→ **RECORDS PROVIDED**
+++

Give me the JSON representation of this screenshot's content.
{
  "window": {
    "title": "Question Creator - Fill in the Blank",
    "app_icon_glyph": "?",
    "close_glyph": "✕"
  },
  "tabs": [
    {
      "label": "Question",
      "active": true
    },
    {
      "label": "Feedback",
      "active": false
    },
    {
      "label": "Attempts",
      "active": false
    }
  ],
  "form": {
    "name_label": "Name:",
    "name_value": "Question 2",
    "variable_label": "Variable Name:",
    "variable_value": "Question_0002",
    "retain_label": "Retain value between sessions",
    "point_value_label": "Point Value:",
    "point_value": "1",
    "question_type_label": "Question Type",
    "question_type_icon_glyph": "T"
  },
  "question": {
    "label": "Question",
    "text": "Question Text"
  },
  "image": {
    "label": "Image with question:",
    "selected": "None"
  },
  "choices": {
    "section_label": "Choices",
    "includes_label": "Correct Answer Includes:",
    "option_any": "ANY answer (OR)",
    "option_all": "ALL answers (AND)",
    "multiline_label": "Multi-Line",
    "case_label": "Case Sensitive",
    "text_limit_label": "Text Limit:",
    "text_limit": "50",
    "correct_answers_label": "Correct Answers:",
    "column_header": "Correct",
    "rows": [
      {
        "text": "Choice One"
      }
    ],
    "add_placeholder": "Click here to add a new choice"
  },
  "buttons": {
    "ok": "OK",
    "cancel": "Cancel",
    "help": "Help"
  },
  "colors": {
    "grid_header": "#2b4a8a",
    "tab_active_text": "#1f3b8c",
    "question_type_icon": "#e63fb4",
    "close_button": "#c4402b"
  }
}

+++

→ **WHAT THE TASK REQUIRES**
Output an exact copy of each record.

→ **ANSWER TO THIS TASK**
Give me the JSON representation of this screenshot's content.
{
  "window": {
    "title": "Question Creator - Fill in the Blank",
    "app_icon_glyph": "?",
    "close_glyph": "✕"
  },
  "tabs": [
    {
      "label": "Question",
      "active": true
    },
    {
      "label": "Feedback",
      "active": false
    },
    {
      "label": "Attempts",
      "active": false
    }
  ],
  "form": {
    "name_label": "Name:",
    "name_value": "Question 2",
    "variable_label": "Variable Name:",
    "variable_value": "Question_0002",
    "retain_label": "Retain value between sessions",
    "point_value_label": "Point Value:",
    "point_value": "1",
    "question_type_label": "Question Type",
    "question_type_icon_glyph": "T"
  },
  "question": {
    "label": "Question",
    "text": "Question Text"
  },
  "image": {
    "label": "Image with question:",
    "selected": "None"
  },
  "choices": {
    "section_label": "Choices",
    "includes_label": "Correct Answer Includes:",
    "option_any": "ANY answer (OR)",
    "option_all": "ALL answers (AND)",
    "multiline_label": "Multi-Line",
    "case_label": "Case Sensitive",
    "text_limit_label": "Text Limit:",
    "text_limit": "50",
    "correct_answers_label": "Correct Answers:",
    "column_header": "Correct",
    "rows": [
      {
        "text": "Choice One"
      }
    ],
    "add_placeholder": "Click here to add a new choice"
  },
  "buttons": {
    "ok": "OK",
    "cancel": "Cancel",
    "help": "Help"
  },
  "colors": {
    "grid_header": "#2b4a8a",
    "tab_active_text": "#1f3b8c",
    "question_type_icon": "#e63fb4",
    "close_button": "#c4402b"
  }
}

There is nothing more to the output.